▸ **JOB**
Drop the pictures, then extract the listing word for word.

▸ **GIVEN DATA**
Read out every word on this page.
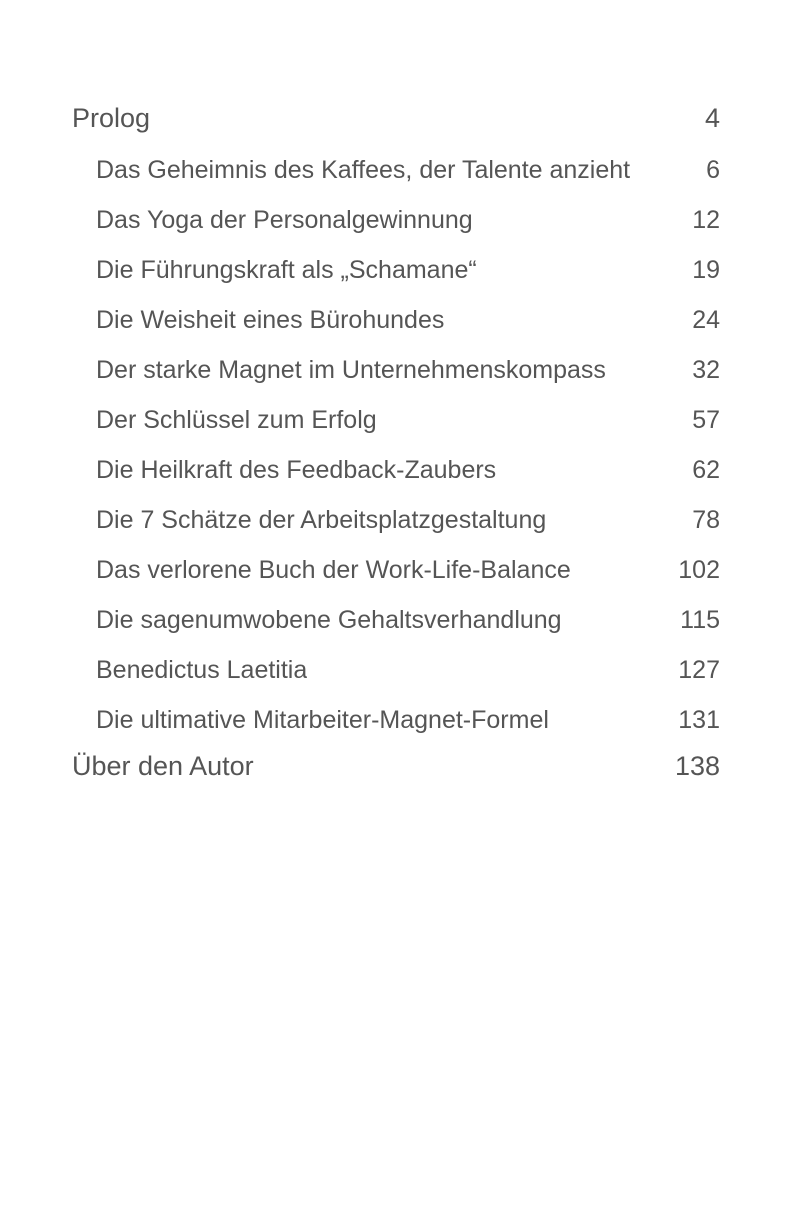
Prolog	4
Das Geheimnis des Kaffees, der Talente anzieht	6
Das Yoga der Personalgewinnung	12
Die Führungskraft als „Schamane“	19
Die Weisheit eines Bürohundes	24
Der starke Magnet im Unternehmenskompass	32
Der Schlüssel zum Erfolg	57
Die Heilkraft des Feedback-Zaubers	62
Die 7 Schätze der Arbeitsplatzgestaltung	78
Das verlorene Buch der Work-Life-Balance	102
Die sagenumwobene Gehaltsverhandlung	115
Benedictus Laetitia	127
Die ultimative Mitarbeiter-Magnet-Formel	131
Über den Autor	138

▸ **WRITTEN ANSWER**
Read out every word on this page.
Prolog	4
Das Geheimnis des Kaffees, der Talente anzieht	6
Das Yoga der Personalgewinnung	12
Die Führungskraft als „Schamane“	19
Die Weisheit eines Bürohundes	24
Der starke Magnet im Unternehmenskompass	32
Der Schlüssel zum Erfolg	57
Die Heilkraft des Feedback-Zaubers	62
Die 7 Schätze der Arbeitsplatzgestaltung	78
Das verlorene Buch der Work-Life-Balance	102
Die sagenumwobene Gehaltsverhandlung	115
Benedictus Laetitia	127
Die ultimative Mitarbeiter-Magnet-Formel	131
Über den Autor	138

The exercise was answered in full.